DATASET EXTRACT
>>>>
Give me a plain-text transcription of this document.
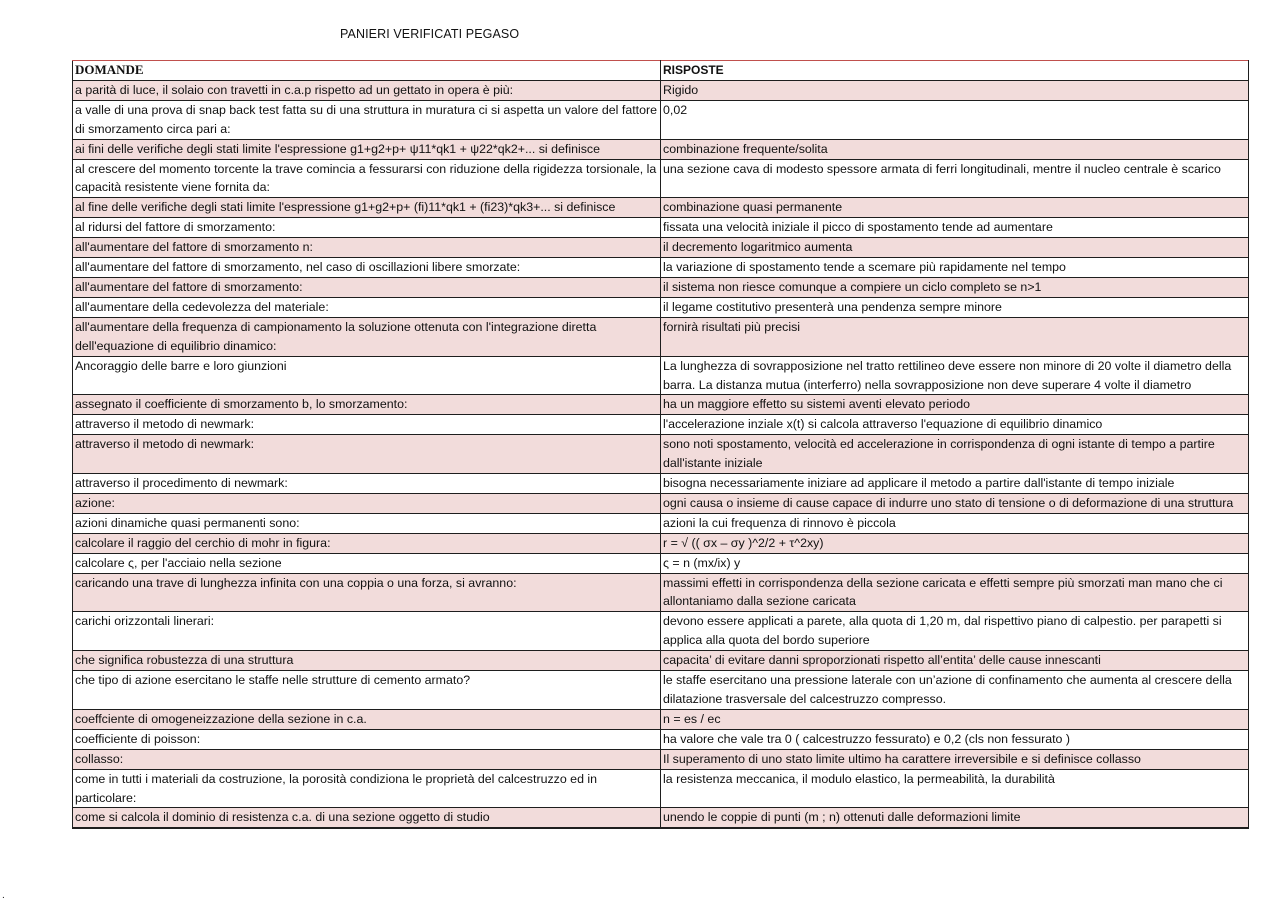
PANIERI VERIFICATI PEGASO
DOMANDE	RISPOSTE
a parità di luce, il solaio con travetti in c.a.p rispetto ad un gettato in opera è più:	Rigido
a valle di una prova di snap back test fatta su di una struttura in muratura ci si aspetta un valore del fattore di smorzamento circa pari a:	0,02
ai fini delle verifiche degli stati limite l'espressione g1+g2+p+ ψ11*qk1 + ψ22*qk2+... si definisce	combinazione frequente/solita
al crescere del momento torcente la trave comincia a fessurarsi con riduzione della rigidezza torsionale, la capacità resistente viene fornita da:	una sezione cava di modesto spessore armata di ferri longitudinali, mentre il nucleo centrale è scarico
al fine delle verifiche degli stati limite l'espressione g1+g2+p+ (fi)11*qk1 + (fi23)*qk3+... si definisce	combinazione quasi permanente
al ridursi del fattore di smorzamento:	fissata una velocità iniziale il picco di spostamento tende ad aumentare
all'aumentare del fattore di smorzamento n:	il decremento logaritmico aumenta
all'aumentare del fattore di smorzamento, nel caso di oscillazioni libere smorzate:	la variazione di spostamento tende a scemare più rapidamente nel tempo
all'aumentare del fattore di smorzamento:	il sistema non riesce comunque a compiere un ciclo completo se n>1
all'aumentare della cedevolezza del materiale:	il legame costitutivo presenterà una pendenza sempre minore
all'aumentare della frequenza di campionamento la soluzione ottenuta con l'integrazione diretta dell'equazione di equilibrio dinamico:	fornirà risultati più precisi
Ancoraggio delle barre e loro giunzioni	La lunghezza di sovrapposizione nel tratto rettilineo deve essere non minore di 20 volte il diametro della barra. La distanza mutua (interferro) nella sovrapposizione non deve superare 4 volte il diametro
assegnato il coefficiente di smorzamento b, lo smorzamento:	ha un maggiore effetto su sistemi aventi elevato periodo
attraverso il metodo di newmark:	l'accelerazione inziale x(t) si calcola attraverso l'equazione di equilibrio dinamico
attraverso il metodo di newmark:	sono noti spostamento, velocità ed accelerazione in corrispondenza di ogni istante di tempo a partire dall'istante iniziale
attraverso il procedimento di newmark:	bisogna necessariamente iniziare ad applicare il metodo a partire dall'istante di tempo iniziale
azione:	ogni causa o insieme di cause capace di indurre uno stato di tensione o di deformazione di una struttura
azioni dinamiche quasi permanenti sono:	azioni la cui frequenza di rinnovo è piccola
calcolare il raggio del cerchio di mohr in figura:	r = √ (( σx – σy )^2/2 + τ^2xy)
calcolare ς, per l'acciaio nella sezione	ς = n (mx/ix) y
caricando una trave di lunghezza infinita con una coppia o una forza, si avranno:	massimi effetti in corrispondenza della sezione caricata e effetti sempre più smorzati man mano che ci allontaniamo dalla sezione caricata
carichi orizzontali linerari:	devono essere applicati a parete, alla quota di 1,20 m, dal rispettivo piano di calpestio. per parapetti si applica alla quota del bordo superiore
che significa robustezza di una struttura	capacita’ di evitare danni sproporzionati rispetto all’entita’ delle cause innescanti
che tipo di azione esercitano le staffe nelle strutture di cemento armato?	le staffe esercitano una pressione laterale con un’azione di confinamento che aumenta al crescere della dilatazione trasversale del calcestruzzo compresso.
coeffciente di omogeneizzazione della sezione in c.a.	n = es / ec
coefficiente di poisson:	ha valore che vale tra 0 ( calcestruzzo fessurato) e 0,2 (cls non fessurato )
collasso:	Il superamento di uno stato limite ultimo ha carattere irreversibile e si definisce collasso
come in tutti i materiali da costruzione, la porosità condiziona le proprietà del calcestruzzo ed in particolare:	la resistenza meccanica, il modulo elastico, la permeabilità, la durabilità
come si calcola il dominio di resistenza c.a. di una sezione oggetto di studio	unendo le coppie di punti (m ; n) ottenuti dalle deformazioni limite
.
<<<<
WORK TO COMPLETE
Each line in the records above should be reproduced exactly; images are not copied.

ANSWER
Give me a plain-text transcription of this document.
PANIERI VERIFICATI PEGASO
DOMANDE	RISPOSTE
a parità di luce, il solaio con travetti in c.a.p rispetto ad un gettato in opera è più:	Rigido
a valle di una prova di snap back test fatta su di una struttura in muratura ci si aspetta un valore del fattore di smorzamento circa pari a:	0,02
ai fini delle verifiche degli stati limite l'espressione g1+g2+p+ ψ11*qk1 + ψ22*qk2+... si definisce	combinazione frequente/solita
al crescere del momento torcente la trave comincia a fessurarsi con riduzione della rigidezza torsionale, la capacità resistente viene fornita da:	una sezione cava di modesto spessore armata di ferri longitudinali, mentre il nucleo centrale è scarico
al fine delle verifiche degli stati limite l'espressione g1+g2+p+ (fi)11*qk1 + (fi23)*qk3+... si definisce	combinazione quasi permanente
al ridursi del fattore di smorzamento:	fissata una velocità iniziale il picco di spostamento tende ad aumentare
all'aumentare del fattore di smorzamento n:	il decremento logaritmico aumenta
all'aumentare del fattore di smorzamento, nel caso di oscillazioni libere smorzate:	la variazione di spostamento tende a scemare più rapidamente nel tempo
all'aumentare del fattore di smorzamento:	il sistema non riesce comunque a compiere un ciclo completo se n>1
all'aumentare della cedevolezza del materiale:	il legame costitutivo presenterà una pendenza sempre minore
all'aumentare della frequenza di campionamento la soluzione ottenuta con l'integrazione diretta dell'equazione di equilibrio dinamico:	fornirà risultati più precisi
Ancoraggio delle barre e loro giunzioni	La lunghezza di sovrapposizione nel tratto rettilineo deve essere non minore di 20 volte il diametro della barra. La distanza mutua (interferro) nella sovrapposizione non deve superare 4 volte il diametro
assegnato il coefficiente di smorzamento b, lo smorzamento:	ha un maggiore effetto su sistemi aventi elevato periodo
attraverso il metodo di newmark:	l'accelerazione inziale x(t) si calcola attraverso l'equazione di equilibrio dinamico
attraverso il metodo di newmark:	sono noti spostamento, velocità ed accelerazione in corrispondenza di ogni istante di tempo a partire dall'istante iniziale
attraverso il procedimento di newmark:	bisogna necessariamente iniziare ad applicare il metodo a partire dall'istante di tempo iniziale
azione:	ogni causa o insieme di cause capace di indurre uno stato di tensione o di deformazione di una struttura
azioni dinamiche quasi permanenti sono:	azioni la cui frequenza di rinnovo è piccola
calcolare il raggio del cerchio di mohr in figura:	r = √ (( σx – σy )^2/2 + τ^2xy)
calcolare ς, per l'acciaio nella sezione	ς = n (mx/ix) y
caricando una trave di lunghezza infinita con una coppia o una forza, si avranno:	massimi effetti in corrispondenza della sezione caricata e effetti sempre più smorzati man mano che ci allontaniamo dalla sezione caricata
carichi orizzontali linerari:	devono essere applicati a parete, alla quota di 1,20 m, dal rispettivo piano di calpestio. per parapetti si applica alla quota del bordo superiore
che significa robustezza di una struttura	capacita’ di evitare danni sproporzionati rispetto all’entita’ delle cause innescanti
che tipo di azione esercitano le staffe nelle strutture di cemento armato?	le staffe esercitano una pressione laterale con un’azione di confinamento che aumenta al crescere della dilatazione trasversale del calcestruzzo compresso.
coeffciente di omogeneizzazione della sezione in c.a.	n = es / ec
coefficiente di poisson:	ha valore che vale tra 0 ( calcestruzzo fessurato) e 0,2 (cls non fessurato )
collasso:	Il superamento di uno stato limite ultimo ha carattere irreversibile e si definisce collasso
come in tutti i materiali da costruzione, la porosità condiziona le proprietà del calcestruzzo ed in particolare:	la resistenza meccanica, il modulo elastico, la permeabilità, la durabilità
come si calcola il dominio di resistenza c.a. di una sezione oggetto di studio	unendo le coppie di punti (m ; n) ottenuti dalle deformazioni limite
.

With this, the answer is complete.